- [What you should do]
Reproduce all of the data exactly.

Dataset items
──────
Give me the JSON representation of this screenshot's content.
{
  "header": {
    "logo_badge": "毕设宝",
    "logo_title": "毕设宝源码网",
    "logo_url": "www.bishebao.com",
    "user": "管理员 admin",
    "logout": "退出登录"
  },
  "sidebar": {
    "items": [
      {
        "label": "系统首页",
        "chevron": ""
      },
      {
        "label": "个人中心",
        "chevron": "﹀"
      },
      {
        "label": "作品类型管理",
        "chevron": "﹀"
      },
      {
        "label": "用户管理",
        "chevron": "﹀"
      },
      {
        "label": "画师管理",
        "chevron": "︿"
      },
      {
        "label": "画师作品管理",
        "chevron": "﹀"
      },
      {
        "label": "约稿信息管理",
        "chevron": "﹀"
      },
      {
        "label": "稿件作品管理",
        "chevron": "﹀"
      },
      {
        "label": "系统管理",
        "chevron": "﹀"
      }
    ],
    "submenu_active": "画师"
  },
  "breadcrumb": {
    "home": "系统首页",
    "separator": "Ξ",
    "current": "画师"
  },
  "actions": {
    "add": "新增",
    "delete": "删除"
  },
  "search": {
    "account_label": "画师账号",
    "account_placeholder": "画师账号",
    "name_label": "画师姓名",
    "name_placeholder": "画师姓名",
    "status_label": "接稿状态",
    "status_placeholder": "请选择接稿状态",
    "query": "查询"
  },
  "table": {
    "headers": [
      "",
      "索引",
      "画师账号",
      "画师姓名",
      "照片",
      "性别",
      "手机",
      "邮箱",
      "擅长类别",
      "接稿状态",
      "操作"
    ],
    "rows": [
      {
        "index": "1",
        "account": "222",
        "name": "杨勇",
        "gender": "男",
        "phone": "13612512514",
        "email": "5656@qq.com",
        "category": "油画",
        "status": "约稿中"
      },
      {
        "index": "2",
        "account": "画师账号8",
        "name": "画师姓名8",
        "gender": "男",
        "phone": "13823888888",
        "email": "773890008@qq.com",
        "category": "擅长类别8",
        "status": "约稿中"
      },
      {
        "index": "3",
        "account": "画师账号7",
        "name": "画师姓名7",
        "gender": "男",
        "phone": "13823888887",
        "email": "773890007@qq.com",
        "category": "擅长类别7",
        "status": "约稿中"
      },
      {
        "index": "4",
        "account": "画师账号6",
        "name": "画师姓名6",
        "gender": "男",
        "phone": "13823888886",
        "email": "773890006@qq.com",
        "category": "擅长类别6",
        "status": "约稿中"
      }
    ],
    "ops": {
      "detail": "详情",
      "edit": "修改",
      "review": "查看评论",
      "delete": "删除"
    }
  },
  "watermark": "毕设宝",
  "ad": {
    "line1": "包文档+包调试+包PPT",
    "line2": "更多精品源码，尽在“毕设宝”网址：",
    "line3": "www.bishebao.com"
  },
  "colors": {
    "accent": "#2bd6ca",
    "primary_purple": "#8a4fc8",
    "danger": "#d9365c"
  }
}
──────
- [Task solution]
Give me the JSON representation of this screenshot's content.
{
  "header": {
    "logo_badge": "毕设宝",
    "logo_title": "毕设宝源码网",
    "logo_url": "www.bishebao.com",
    "user": "管理员 admin",
    "logout": "退出登录"
  },
  "sidebar": {
    "items": [
      {
        "label": "系统首页",
        "chevron": ""
      },
      {
        "label": "个人中心",
        "chevron": "﹀"
      },
      {
        "label": "作品类型管理",
        "chevron": "﹀"
      },
      {
        "label": "用户管理",
        "chevron": "﹀"
      },
      {
        "label": "画师管理",
        "chevron": "︿"
      },
      {
        "label": "画师作品管理",
        "chevron": "﹀"
      },
      {
        "label": "约稿信息管理",
        "chevron": "﹀"
      },
      {
        "label": "稿件作品管理",
        "chevron": "﹀"
      },
      {
        "label": "系统管理",
        "chevron": "﹀"
      }
    ],
    "submenu_active": "画师"
  },
  "breadcrumb": {
    "home": "系统首页",
    "separator": "Ξ",
    "current": "画师"
  },
  "actions": {
    "add": "新增",
    "delete": "删除"
  },
  "search": {
    "account_label": "画师账号",
    "account_placeholder": "画师账号",
    "name_label": "画师姓名",
    "name_placeholder": "画师姓名",
    "status_label": "接稿状态",
    "status_placeholder": "请选择接稿状态",
    "query": "查询"
  },
  "table": {
    "headers": [
      "",
      "索引",
      "画师账号",
      "画师姓名",
      "照片",
      "性别",
      "手机",
      "邮箱",
      "擅长类别",
      "接稿状态",
      "操作"
    ],
    "rows": [
      {
        "index": "1",
        "account": "222",
        "name": "杨勇",
        "gender": "男",
        "phone": "13612512514",
        "email": "5656@qq.com",
        "category": "油画",
        "status": "约稿中"
      },
      {
        "index": "2",
        "account": "画师账号8",
        "name": "画师姓名8",
        "gender": "男",
        "phone": "13823888888",
        "email": "773890008@qq.com",
        "category": "擅长类别8",
        "status": "约稿中"
      },
      {
        "index": "3",
        "account": "画师账号7",
        "name": "画师姓名7",
        "gender": "男",
        "phone": "13823888887",
        "email": "773890007@qq.com",
        "category": "擅长类别7",
        "status": "约稿中"
      },
      {
        "index": "4",
        "account": "画师账号6",
        "name": "画师姓名6",
        "gender": "男",
        "phone": "13823888886",
        "email": "773890006@qq.com",
        "category": "擅长类别6",
        "status": "约稿中"
      }
    ],
    "ops": {
      "detail": "详情",
      "edit": "修改",
      "review": "查看评论",
      "delete": "删除"
    }
  },
  "watermark": "毕设宝",
  "ad": {
    "line1": "包文档+包调试+包PPT",
    "line2": "更多精品源码，尽在“毕设宝”网址：",
    "line3": "www.bishebao.com"
  },
  "colors": {
    "accent": "#2bd6ca",
    "primary_purple": "#8a4fc8",
    "danger": "#d9365c"
  }
}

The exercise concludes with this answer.